-- Task details --
Run through the data and copy out every line that mentions the word "title".

-- Data extracts --
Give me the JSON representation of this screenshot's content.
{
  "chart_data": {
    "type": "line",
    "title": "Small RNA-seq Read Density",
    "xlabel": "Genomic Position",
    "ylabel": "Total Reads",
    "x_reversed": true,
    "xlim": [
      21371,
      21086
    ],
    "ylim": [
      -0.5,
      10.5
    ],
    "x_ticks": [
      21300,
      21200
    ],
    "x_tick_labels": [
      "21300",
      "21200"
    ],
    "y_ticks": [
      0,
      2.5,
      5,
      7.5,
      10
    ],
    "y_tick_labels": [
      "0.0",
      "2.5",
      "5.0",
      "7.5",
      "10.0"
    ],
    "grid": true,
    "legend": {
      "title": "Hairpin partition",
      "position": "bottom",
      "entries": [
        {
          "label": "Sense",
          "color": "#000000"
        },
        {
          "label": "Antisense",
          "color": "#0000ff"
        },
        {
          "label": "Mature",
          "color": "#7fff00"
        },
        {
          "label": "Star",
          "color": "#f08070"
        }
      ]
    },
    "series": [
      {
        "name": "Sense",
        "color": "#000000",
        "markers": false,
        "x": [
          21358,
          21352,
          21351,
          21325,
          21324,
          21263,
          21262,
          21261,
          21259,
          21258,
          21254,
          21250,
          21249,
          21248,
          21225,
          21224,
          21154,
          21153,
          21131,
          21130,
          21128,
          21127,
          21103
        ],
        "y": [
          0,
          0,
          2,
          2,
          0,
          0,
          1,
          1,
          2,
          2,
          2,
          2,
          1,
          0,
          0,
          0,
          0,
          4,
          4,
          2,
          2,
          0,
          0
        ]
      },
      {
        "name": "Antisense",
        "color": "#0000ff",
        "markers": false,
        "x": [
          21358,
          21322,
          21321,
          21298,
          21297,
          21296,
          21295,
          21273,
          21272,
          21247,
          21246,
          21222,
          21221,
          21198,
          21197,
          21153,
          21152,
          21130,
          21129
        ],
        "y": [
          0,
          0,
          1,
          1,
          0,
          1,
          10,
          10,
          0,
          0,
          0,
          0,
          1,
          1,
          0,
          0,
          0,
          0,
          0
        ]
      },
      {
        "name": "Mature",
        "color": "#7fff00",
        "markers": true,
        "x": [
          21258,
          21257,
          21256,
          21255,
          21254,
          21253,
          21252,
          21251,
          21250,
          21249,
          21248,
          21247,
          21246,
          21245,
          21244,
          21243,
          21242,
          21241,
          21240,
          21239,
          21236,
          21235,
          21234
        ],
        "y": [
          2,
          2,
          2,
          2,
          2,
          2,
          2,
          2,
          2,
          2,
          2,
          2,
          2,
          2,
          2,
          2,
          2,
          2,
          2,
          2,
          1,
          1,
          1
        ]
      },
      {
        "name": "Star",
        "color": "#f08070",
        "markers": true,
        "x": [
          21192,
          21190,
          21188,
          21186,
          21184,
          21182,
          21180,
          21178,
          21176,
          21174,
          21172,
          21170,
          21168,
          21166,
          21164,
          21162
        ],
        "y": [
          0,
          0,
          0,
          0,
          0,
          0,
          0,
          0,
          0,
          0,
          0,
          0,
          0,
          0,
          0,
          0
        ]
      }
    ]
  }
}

-- Completed exercise --
    "title": "Small RNA-seq Read Density",
      "title": "Hairpin partition",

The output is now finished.